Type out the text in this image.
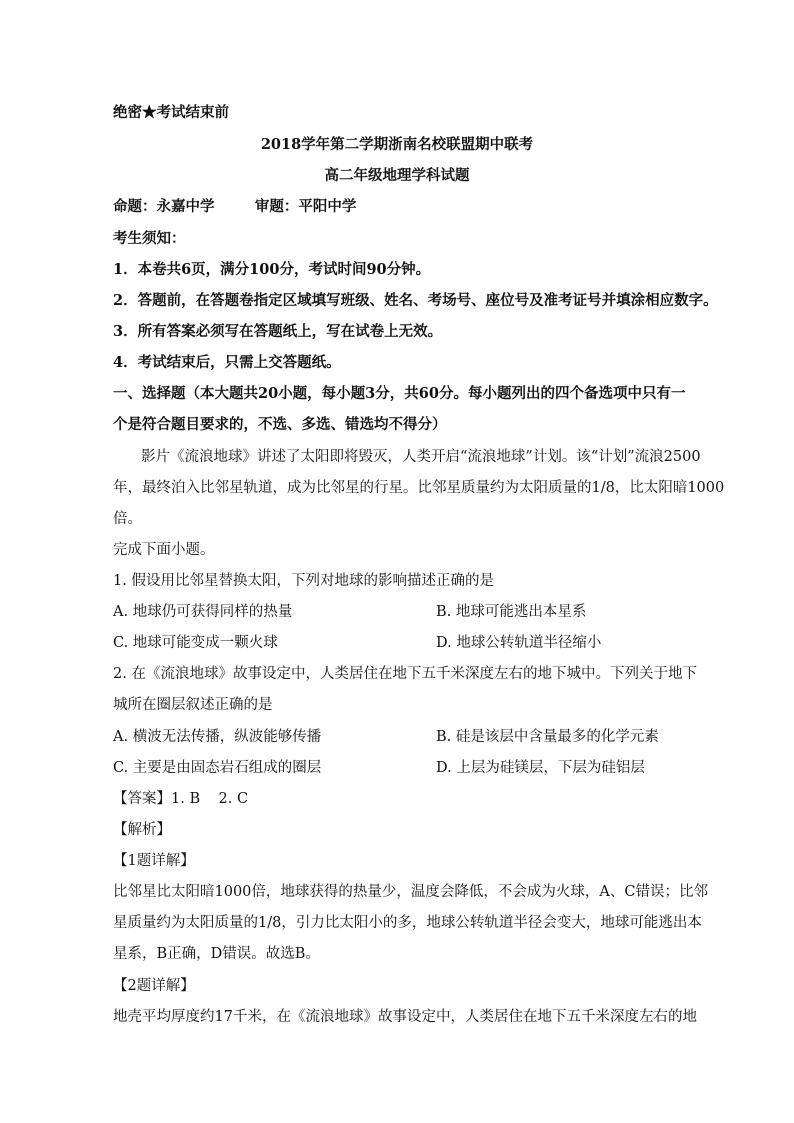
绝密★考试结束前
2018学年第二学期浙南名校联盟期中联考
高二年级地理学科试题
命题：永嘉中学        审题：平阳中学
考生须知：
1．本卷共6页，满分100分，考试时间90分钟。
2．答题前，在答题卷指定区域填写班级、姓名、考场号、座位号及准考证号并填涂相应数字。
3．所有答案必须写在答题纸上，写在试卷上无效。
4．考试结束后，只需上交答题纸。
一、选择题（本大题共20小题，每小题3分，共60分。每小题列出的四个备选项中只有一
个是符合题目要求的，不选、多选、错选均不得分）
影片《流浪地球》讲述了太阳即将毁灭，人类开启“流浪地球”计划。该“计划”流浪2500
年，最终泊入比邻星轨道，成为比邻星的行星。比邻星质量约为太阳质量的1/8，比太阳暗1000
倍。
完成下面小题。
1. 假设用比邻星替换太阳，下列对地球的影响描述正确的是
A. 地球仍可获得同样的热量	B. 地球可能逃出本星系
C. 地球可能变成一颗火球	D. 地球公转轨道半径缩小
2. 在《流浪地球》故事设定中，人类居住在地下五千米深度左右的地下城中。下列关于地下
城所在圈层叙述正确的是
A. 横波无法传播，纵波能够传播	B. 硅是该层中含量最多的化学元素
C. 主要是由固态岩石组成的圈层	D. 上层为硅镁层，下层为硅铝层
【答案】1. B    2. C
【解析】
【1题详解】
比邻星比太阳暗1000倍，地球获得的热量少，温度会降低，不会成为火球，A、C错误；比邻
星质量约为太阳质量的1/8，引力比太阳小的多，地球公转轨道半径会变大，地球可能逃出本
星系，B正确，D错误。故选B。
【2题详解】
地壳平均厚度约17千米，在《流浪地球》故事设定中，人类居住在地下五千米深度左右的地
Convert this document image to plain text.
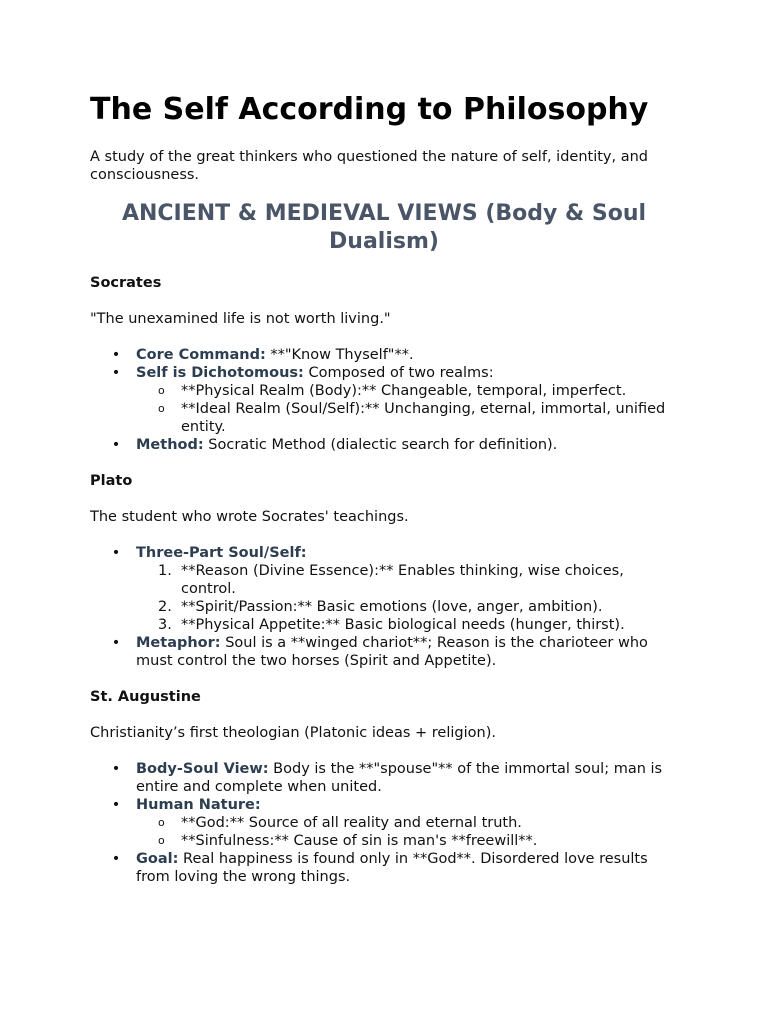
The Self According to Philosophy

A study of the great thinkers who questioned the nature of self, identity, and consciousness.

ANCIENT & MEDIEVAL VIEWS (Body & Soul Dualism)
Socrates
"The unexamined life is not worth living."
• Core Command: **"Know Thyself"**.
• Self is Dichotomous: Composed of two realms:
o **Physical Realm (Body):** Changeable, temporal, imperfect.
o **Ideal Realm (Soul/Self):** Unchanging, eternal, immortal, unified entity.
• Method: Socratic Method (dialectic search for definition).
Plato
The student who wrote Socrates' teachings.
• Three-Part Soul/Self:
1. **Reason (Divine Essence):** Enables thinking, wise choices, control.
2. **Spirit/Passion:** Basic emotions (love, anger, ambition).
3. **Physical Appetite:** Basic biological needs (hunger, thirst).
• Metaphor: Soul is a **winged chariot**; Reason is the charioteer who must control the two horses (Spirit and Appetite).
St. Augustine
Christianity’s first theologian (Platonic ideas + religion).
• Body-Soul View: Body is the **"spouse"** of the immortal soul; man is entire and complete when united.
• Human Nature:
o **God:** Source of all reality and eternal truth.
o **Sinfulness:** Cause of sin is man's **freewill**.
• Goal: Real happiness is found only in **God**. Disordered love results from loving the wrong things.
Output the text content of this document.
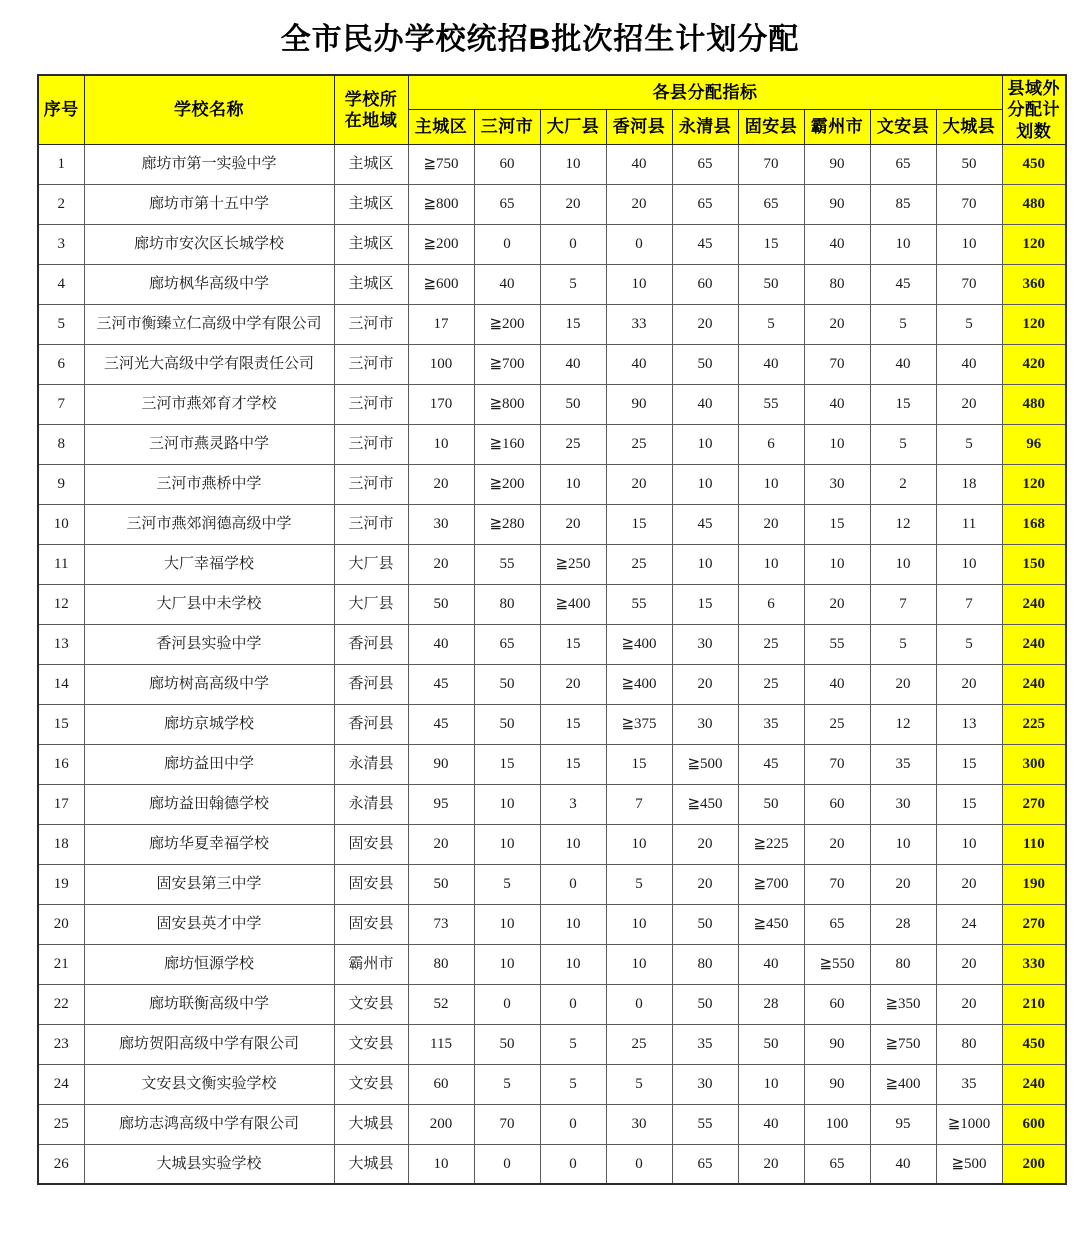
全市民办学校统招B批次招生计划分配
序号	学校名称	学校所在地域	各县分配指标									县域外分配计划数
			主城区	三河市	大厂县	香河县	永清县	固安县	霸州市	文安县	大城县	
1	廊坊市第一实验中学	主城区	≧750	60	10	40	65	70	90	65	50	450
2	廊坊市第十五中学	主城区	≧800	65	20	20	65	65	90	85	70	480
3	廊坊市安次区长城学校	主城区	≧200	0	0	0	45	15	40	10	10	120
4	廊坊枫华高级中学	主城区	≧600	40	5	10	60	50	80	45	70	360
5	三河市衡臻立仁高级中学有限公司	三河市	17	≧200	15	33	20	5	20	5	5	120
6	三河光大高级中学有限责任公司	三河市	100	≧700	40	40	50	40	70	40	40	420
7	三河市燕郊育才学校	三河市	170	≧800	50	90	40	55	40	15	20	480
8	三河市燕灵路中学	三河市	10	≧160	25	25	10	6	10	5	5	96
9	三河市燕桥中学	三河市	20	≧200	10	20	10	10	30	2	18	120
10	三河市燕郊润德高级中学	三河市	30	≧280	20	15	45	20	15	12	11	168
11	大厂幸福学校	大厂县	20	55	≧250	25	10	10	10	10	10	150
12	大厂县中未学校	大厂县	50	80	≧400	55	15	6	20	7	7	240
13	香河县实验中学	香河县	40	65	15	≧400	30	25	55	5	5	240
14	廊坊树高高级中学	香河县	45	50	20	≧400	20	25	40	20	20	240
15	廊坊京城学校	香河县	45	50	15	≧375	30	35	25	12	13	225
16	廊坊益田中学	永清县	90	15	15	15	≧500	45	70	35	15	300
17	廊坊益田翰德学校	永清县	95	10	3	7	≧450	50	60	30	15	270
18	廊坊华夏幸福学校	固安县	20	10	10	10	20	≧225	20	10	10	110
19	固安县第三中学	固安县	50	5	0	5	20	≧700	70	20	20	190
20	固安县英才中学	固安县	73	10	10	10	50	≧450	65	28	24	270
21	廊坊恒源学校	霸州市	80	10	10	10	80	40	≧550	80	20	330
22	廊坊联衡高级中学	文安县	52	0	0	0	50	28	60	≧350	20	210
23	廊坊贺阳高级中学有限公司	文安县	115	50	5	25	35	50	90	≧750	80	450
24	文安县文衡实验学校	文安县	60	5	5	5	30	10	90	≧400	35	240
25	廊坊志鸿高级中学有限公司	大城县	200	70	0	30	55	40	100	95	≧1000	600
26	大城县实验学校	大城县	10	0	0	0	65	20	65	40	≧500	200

***

- _PROBLEM_
Pull out all lines containing "image".

- _SOLUTION TO THE PROBLEM_
Type out the text in this image.
Convert this document image to plain text.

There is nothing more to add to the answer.